§ Exercise: Copy each line below without leaving any out.

* Begin Provided records *

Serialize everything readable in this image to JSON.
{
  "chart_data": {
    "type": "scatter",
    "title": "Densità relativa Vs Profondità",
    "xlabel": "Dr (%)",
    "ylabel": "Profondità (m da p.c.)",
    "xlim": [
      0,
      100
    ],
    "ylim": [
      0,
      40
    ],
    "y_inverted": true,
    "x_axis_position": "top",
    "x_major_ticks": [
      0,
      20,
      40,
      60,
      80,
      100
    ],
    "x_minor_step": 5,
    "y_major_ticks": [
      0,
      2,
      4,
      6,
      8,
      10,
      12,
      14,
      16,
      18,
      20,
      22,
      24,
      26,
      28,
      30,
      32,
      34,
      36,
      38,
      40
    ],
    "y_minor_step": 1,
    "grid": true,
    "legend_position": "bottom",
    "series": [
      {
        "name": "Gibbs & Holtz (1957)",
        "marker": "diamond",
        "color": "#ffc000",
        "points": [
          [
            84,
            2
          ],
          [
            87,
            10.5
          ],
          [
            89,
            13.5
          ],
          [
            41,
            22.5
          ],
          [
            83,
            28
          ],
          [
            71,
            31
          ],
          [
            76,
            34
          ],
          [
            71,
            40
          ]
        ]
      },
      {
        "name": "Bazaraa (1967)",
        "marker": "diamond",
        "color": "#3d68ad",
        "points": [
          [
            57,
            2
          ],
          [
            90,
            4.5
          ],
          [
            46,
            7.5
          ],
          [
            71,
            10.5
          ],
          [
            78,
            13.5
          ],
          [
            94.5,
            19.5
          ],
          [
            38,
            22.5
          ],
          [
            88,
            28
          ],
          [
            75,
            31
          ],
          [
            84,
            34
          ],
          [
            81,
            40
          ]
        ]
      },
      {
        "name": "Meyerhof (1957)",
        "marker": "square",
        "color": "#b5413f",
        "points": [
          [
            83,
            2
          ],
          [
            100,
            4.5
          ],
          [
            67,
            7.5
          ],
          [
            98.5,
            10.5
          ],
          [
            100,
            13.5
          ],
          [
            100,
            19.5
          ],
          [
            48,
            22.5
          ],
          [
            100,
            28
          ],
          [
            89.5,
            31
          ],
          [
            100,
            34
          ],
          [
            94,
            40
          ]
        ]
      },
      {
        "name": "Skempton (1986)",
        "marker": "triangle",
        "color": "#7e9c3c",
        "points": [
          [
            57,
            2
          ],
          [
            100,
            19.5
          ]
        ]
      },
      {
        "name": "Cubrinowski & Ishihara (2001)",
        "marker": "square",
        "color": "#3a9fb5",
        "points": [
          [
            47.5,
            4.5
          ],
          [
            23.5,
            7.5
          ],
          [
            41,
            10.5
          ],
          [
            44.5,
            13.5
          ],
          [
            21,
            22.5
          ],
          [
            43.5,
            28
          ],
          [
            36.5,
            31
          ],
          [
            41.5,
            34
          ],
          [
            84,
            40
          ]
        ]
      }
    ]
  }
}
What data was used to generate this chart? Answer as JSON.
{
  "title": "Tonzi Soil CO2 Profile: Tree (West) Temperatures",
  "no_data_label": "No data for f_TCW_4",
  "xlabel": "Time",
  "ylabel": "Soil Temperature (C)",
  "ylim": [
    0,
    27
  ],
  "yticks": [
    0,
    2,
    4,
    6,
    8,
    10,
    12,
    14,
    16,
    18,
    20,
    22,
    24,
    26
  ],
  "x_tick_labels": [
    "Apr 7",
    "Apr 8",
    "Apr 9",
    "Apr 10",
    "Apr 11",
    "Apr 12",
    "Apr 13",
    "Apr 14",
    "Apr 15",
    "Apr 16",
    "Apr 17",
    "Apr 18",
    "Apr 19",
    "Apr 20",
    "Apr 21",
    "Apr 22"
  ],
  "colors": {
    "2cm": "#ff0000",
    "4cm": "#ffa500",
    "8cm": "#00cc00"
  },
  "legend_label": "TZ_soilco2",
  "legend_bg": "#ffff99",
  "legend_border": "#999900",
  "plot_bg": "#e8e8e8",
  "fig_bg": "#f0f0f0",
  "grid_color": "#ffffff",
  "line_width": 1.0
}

* End Provided records *

§ Completed exercise:
Serialize everything readable in this image to JSON.
{
  "chart_data": {
    "type": "scatter",
    "title": "Densità relativa Vs Profondità",
    "xlabel": "Dr (%)",
    "ylabel": "Profondità (m da p.c.)",
    "xlim": [
      0,
      100
    ],
    "ylim": [
      0,
      40
    ],
    "y_inverted": true,
    "x_axis_position": "top",
    "x_major_ticks": [
      0,
      20,
      40,
      60,
      80,
      100
    ],
    "x_minor_step": 5,
    "y_major_ticks": [
      0,
      2,
      4,
      6,
      8,
      10,
      12,
      14,
      16,
      18,
      20,
      22,
      24,
      26,
      28,
      30,
      32,
      34,
      36,
      38,
      40
    ],
    "y_minor_step": 1,
    "grid": true,
    "legend_position": "bottom",
    "series": [
      {
        "name": "Gibbs & Holtz (1957)",
        "marker": "diamond",
        "color": "#ffc000",
        "points": [
          [
            84,
            2
          ],
          [
            87,
            10.5
          ],
          [
            89,
            13.5
          ],
          [
            41,
            22.5
          ],
          [
            83,
            28
          ],
          [
            71,
            31
          ],
          [
            76,
            34
          ],
          [
            71,
            40
          ]
        ]
      },
      {
        "name": "Bazaraa (1967)",
        "marker": "diamond",
        "color": "#3d68ad",
        "points": [
          [
            57,
            2
          ],
          [
            90,
            4.5
          ],
          [
            46,
            7.5
          ],
          [
            71,
            10.5
          ],
          [
            78,
            13.5
          ],
          [
            94.5,
            19.5
          ],
          [
            38,
            22.5
          ],
          [
            88,
            28
          ],
          [
            75,
            31
          ],
          [
            84,
            34
          ],
          [
            81,
            40
          ]
        ]
      },
      {
        "name": "Meyerhof (1957)",
        "marker": "square",
        "color": "#b5413f",
        "points": [
          [
            83,
            2
          ],
          [
            100,
            4.5
          ],
          [
            67,
            7.5
          ],
          [
            98.5,
            10.5
          ],
          [
            100,
            13.5
          ],
          [
            100,
            19.5
          ],
          [
            48,
            22.5
          ],
          [
            100,
            28
          ],
          [
            89.5,
            31
          ],
          [
            100,
            34
          ],
          [
            94,
            40
          ]
        ]
      },
      {
        "name": "Skempton (1986)",
        "marker": "triangle",
        "color": "#7e9c3c",
        "points": [
          [
            57,
            2
          ],
          [
            100,
            19.5
          ]
        ]
      },
      {
        "name": "Cubrinowski & Ishihara (2001)",
        "marker": "square",
        "color": "#3a9fb5",
        "points": [
          [
            47.5,
            4.5
          ],
          [
            23.5,
            7.5
          ],
          [
            41,
            10.5
          ],
          [
            44.5,
            13.5
          ],
          [
            21,
            22.5
          ],
          [
            43.5,
            28
          ],
          [
            36.5,
            31
          ],
          [
            41.5,
            34
          ],
          [
            84,
            40
          ]
        ]
      }
    ]
  }
}
What data was used to generate this chart? Answer as JSON.
{
  "title": "Tonzi Soil CO2 Profile: Tree (West) Temperatures",
  "no_data_label": "No data for f_TCW_4",
  "xlabel": "Time",
  "ylabel": "Soil Temperature (C)",
  "ylim": [
    0,
    27
  ],
  "yticks": [
    0,
    2,
    4,
    6,
    8,
    10,
    12,
    14,
    16,
    18,
    20,
    22,
    24,
    26
  ],
  "x_tick_labels": [
    "Apr 7",
    "Apr 8",
    "Apr 9",
    "Apr 10",
    "Apr 11",
    "Apr 12",
    "Apr 13",
    "Apr 14",
    "Apr 15",
    "Apr 16",
    "Apr 17",
    "Apr 18",
    "Apr 19",
    "Apr 20",
    "Apr 21",
    "Apr 22"
  ],
  "colors": {
    "2cm": "#ff0000",
    "4cm": "#ffa500",
    "8cm": "#00cc00"
  },
  "legend_label": "TZ_soilco2",
  "legend_bg": "#ffff99",
  "legend_border": "#999900",
  "plot_bg": "#e8e8e8",
  "fig_bg": "#f0f0f0",
  "grid_color": "#ffffff",
  "line_width": 1.0
}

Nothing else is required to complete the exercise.